Excerpts from a figure dataset
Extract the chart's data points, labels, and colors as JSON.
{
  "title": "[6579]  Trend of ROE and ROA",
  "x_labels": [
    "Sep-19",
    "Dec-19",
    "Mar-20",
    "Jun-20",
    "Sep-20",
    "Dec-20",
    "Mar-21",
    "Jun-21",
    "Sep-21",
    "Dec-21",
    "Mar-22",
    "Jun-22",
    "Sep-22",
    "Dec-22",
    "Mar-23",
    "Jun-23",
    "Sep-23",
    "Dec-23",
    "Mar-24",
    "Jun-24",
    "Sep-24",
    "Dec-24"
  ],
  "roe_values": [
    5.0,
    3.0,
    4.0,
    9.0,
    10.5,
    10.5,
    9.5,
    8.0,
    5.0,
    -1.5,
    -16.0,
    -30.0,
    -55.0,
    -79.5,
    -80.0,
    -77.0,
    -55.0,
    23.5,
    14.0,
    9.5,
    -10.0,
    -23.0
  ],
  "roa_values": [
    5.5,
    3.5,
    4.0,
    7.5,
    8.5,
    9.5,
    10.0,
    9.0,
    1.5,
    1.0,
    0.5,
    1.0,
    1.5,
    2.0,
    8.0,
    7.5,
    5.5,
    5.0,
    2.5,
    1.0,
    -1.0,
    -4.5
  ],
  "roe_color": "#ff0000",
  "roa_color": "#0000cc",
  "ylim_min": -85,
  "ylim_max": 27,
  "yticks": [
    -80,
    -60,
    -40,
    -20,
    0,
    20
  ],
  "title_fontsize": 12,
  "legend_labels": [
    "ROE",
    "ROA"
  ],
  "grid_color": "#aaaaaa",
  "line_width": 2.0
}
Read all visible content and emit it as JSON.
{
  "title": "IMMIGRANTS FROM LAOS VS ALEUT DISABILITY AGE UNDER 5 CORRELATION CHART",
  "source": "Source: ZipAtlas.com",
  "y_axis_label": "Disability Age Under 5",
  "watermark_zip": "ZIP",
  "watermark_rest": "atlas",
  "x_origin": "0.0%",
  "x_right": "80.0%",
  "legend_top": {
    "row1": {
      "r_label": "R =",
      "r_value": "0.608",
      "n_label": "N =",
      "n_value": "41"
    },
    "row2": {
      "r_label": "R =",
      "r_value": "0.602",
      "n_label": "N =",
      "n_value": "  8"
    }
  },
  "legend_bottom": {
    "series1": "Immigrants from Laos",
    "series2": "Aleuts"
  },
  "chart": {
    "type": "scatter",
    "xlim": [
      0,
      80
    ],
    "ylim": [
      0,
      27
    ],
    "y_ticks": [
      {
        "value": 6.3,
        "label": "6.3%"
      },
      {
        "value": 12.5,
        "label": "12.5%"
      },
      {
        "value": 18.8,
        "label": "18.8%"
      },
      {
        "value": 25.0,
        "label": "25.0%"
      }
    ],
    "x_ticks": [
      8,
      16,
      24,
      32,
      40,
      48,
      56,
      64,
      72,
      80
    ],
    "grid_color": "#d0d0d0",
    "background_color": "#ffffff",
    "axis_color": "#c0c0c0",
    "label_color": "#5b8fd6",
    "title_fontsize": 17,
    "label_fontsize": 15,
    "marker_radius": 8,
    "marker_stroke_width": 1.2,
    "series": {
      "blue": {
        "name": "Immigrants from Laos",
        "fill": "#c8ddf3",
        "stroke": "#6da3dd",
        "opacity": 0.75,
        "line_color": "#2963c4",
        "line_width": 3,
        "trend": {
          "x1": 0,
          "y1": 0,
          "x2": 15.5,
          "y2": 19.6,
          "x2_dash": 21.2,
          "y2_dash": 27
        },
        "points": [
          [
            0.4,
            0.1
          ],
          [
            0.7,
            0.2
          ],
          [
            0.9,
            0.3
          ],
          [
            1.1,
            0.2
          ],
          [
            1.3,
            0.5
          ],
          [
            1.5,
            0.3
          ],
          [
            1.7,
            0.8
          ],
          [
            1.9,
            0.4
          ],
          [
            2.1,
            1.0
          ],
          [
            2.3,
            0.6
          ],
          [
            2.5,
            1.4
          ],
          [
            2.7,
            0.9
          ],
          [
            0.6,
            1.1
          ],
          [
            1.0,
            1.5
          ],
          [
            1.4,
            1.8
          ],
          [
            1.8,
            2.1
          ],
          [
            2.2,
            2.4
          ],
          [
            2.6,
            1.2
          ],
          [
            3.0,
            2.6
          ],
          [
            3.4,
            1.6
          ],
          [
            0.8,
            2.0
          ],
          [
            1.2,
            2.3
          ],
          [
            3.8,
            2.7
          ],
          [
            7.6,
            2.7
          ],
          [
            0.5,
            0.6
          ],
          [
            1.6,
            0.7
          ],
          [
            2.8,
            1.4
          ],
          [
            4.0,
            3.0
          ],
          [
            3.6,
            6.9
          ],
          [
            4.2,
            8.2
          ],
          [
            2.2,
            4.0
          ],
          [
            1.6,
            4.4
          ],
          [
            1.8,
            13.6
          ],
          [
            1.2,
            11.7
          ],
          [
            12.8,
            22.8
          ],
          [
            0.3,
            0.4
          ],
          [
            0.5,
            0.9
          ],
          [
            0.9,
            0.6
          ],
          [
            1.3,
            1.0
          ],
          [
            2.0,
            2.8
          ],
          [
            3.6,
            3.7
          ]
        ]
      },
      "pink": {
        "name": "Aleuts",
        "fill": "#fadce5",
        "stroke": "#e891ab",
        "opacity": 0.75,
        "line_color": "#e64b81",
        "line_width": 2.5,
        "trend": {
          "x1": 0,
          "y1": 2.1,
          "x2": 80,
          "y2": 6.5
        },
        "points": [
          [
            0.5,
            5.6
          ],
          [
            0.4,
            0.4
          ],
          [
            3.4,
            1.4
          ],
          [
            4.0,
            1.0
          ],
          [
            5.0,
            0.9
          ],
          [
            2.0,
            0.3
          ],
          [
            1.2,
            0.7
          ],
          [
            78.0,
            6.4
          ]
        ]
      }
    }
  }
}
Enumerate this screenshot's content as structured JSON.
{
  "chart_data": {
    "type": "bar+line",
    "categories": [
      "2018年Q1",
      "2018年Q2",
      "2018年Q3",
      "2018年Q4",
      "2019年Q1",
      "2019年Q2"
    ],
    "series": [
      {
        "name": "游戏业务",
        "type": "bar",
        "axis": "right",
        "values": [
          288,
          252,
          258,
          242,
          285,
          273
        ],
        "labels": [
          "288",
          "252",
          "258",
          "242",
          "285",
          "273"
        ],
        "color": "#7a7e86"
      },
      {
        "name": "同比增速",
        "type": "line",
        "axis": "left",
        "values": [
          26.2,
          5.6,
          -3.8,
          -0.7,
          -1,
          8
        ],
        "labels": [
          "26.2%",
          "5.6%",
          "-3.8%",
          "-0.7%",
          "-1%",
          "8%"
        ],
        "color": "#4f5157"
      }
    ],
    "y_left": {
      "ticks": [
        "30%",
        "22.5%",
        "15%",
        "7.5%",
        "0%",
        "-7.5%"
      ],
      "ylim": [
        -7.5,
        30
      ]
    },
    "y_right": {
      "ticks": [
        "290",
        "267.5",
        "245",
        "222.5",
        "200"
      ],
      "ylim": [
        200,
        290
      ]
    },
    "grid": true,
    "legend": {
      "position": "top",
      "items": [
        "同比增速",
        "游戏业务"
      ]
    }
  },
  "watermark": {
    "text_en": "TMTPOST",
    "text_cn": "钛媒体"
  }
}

## SET EXERCISE
Exact output of every entry is required.

## RESULT BELOW
Extract the chart's data points, labels, and colors as JSON.
{
  "title": "[6579]  Trend of ROE and ROA",
  "x_labels": [
    "Sep-19",
    "Dec-19",
    "Mar-20",
    "Jun-20",
    "Sep-20",
    "Dec-20",
    "Mar-21",
    "Jun-21",
    "Sep-21",
    "Dec-21",
    "Mar-22",
    "Jun-22",
    "Sep-22",
    "Dec-22",
    "Mar-23",
    "Jun-23",
    "Sep-23",
    "Dec-23",
    "Mar-24",
    "Jun-24",
    "Sep-24",
    "Dec-24"
  ],
  "roe_values": [
    5.0,
    3.0,
    4.0,
    9.0,
    10.5,
    10.5,
    9.5,
    8.0,
    5.0,
    -1.5,
    -16.0,
    -30.0,
    -55.0,
    -79.5,
    -80.0,
    -77.0,
    -55.0,
    23.5,
    14.0,
    9.5,
    -10.0,
    -23.0
  ],
  "roa_values": [
    5.5,
    3.5,
    4.0,
    7.5,
    8.5,
    9.5,
    10.0,
    9.0,
    1.5,
    1.0,
    0.5,
    1.0,
    1.5,
    2.0,
    8.0,
    7.5,
    5.5,
    5.0,
    2.5,
    1.0,
    -1.0,
    -4.5
  ],
  "roe_color": "#ff0000",
  "roa_color": "#0000cc",
  "ylim_min": -85,
  "ylim_max": 27,
  "yticks": [
    -80,
    -60,
    -40,
    -20,
    0,
    20
  ],
  "title_fontsize": 12,
  "legend_labels": [
    "ROE",
    "ROA"
  ],
  "grid_color": "#aaaaaa",
  "line_width": 2.0
}
Read all visible content and emit it as JSON.
{
  "title": "IMMIGRANTS FROM LAOS VS ALEUT DISABILITY AGE UNDER 5 CORRELATION CHART",
  "source": "Source: ZipAtlas.com",
  "y_axis_label": "Disability Age Under 5",
  "watermark_zip": "ZIP",
  "watermark_rest": "atlas",
  "x_origin": "0.0%",
  "x_right": "80.0%",
  "legend_top": {
    "row1": {
      "r_label": "R =",
      "r_value": "0.608",
      "n_label": "N =",
      "n_value": "41"
    },
    "row2": {
      "r_label": "R =",
      "r_value": "0.602",
      "n_label": "N =",
      "n_value": "  8"
    }
  },
  "legend_bottom": {
    "series1": "Immigrants from Laos",
    "series2": "Aleuts"
  },
  "chart": {
    "type": "scatter",
    "xlim": [
      0,
      80
    ],
    "ylim": [
      0,
      27
    ],
    "y_ticks": [
      {
        "value": 6.3,
        "label": "6.3%"
      },
      {
        "value": 12.5,
        "label": "12.5%"
      },
      {
        "value": 18.8,
        "label": "18.8%"
      },
      {
        "value": 25.0,
        "label": "25.0%"
      }
    ],
    "x_ticks": [
      8,
      16,
      24,
      32,
      40,
      48,
      56,
      64,
      72,
      80
    ],
    "grid_color": "#d0d0d0",
    "background_color": "#ffffff",
    "axis_color": "#c0c0c0",
    "label_color": "#5b8fd6",
    "title_fontsize": 17,
    "label_fontsize": 15,
    "marker_radius": 8,
    "marker_stroke_width": 1.2,
    "series": {
      "blue": {
        "name": "Immigrants from Laos",
        "fill": "#c8ddf3",
        "stroke": "#6da3dd",
        "opacity": 0.75,
        "line_color": "#2963c4",
        "line_width": 3,
        "trend": {
          "x1": 0,
          "y1": 0,
          "x2": 15.5,
          "y2": 19.6,
          "x2_dash": 21.2,
          "y2_dash": 27
        },
        "points": [
          [
            0.4,
            0.1
          ],
          [
            0.7,
            0.2
          ],
          [
            0.9,
            0.3
          ],
          [
            1.1,
            0.2
          ],
          [
            1.3,
            0.5
          ],
          [
            1.5,
            0.3
          ],
          [
            1.7,
            0.8
          ],
          [
            1.9,
            0.4
          ],
          [
            2.1,
            1.0
          ],
          [
            2.3,
            0.6
          ],
          [
            2.5,
            1.4
          ],
          [
            2.7,
            0.9
          ],
          [
            0.6,
            1.1
          ],
          [
            1.0,
            1.5
          ],
          [
            1.4,
            1.8
          ],
          [
            1.8,
            2.1
          ],
          [
            2.2,
            2.4
          ],
          [
            2.6,
            1.2
          ],
          [
            3.0,
            2.6
          ],
          [
            3.4,
            1.6
          ],
          [
            0.8,
            2.0
          ],
          [
            1.2,
            2.3
          ],
          [
            3.8,
            2.7
          ],
          [
            7.6,
            2.7
          ],
          [
            0.5,
            0.6
          ],
          [
            1.6,
            0.7
          ],
          [
            2.8,
            1.4
          ],
          [
            4.0,
            3.0
          ],
          [
            3.6,
            6.9
          ],
          [
            4.2,
            8.2
          ],
          [
            2.2,
            4.0
          ],
          [
            1.6,
            4.4
          ],
          [
            1.8,
            13.6
          ],
          [
            1.2,
            11.7
          ],
          [
            12.8,
            22.8
          ],
          [
            0.3,
            0.4
          ],
          [
            0.5,
            0.9
          ],
          [
            0.9,
            0.6
          ],
          [
            1.3,
            1.0
          ],
          [
            2.0,
            2.8
          ],
          [
            3.6,
            3.7
          ]
        ]
      },
      "pink": {
        "name": "Aleuts",
        "fill": "#fadce5",
        "stroke": "#e891ab",
        "opacity": 0.75,
        "line_color": "#e64b81",
        "line_width": 2.5,
        "trend": {
          "x1": 0,
          "y1": 2.1,
          "x2": 80,
          "y2": 6.5
        },
        "points": [
          [
            0.5,
            5.6
          ],
          [
            0.4,
            0.4
          ],
          [
            3.4,
            1.4
          ],
          [
            4.0,
            1.0
          ],
          [
            5.0,
            0.9
          ],
          [
            2.0,
            0.3
          ],
          [
            1.2,
            0.7
          ],
          [
            78.0,
            6.4
          ]
        ]
      }
    }
  }
}
Enumerate this screenshot's content as structured JSON.
{
  "chart_data": {
    "type": "bar+line",
    "categories": [
      "2018年Q1",
      "2018年Q2",
      "2018年Q3",
      "2018年Q4",
      "2019年Q1",
      "2019年Q2"
    ],
    "series": [
      {
        "name": "游戏业务",
        "type": "bar",
        "axis": "right",
        "values": [
          288,
          252,
          258,
          242,
          285,
          273
        ],
        "labels": [
          "288",
          "252",
          "258",
          "242",
          "285",
          "273"
        ],
        "color": "#7a7e86"
      },
      {
        "name": "同比增速",
        "type": "line",
        "axis": "left",
        "values": [
          26.2,
          5.6,
          -3.8,
          -0.7,
          -1,
          8
        ],
        "labels": [
          "26.2%",
          "5.6%",
          "-3.8%",
          "-0.7%",
          "-1%",
          "8%"
        ],
        "color": "#4f5157"
      }
    ],
    "y_left": {
      "ticks": [
        "30%",
        "22.5%",
        "15%",
        "7.5%",
        "0%",
        "-7.5%"
      ],
      "ylim": [
        -7.5,
        30
      ]
    },
    "y_right": {
      "ticks": [
        "290",
        "267.5",
        "245",
        "222.5",
        "200"
      ],
      "ylim": [
        200,
        290
      ]
    },
    "grid": true,
    "legend": {
      "position": "top",
      "items": [
        "同比增速",
        "游戏业务"
      ]
    }
  },
  "watermark": {
    "text_en": "TMTPOST",
    "text_cn": "钛媒体"
  }
}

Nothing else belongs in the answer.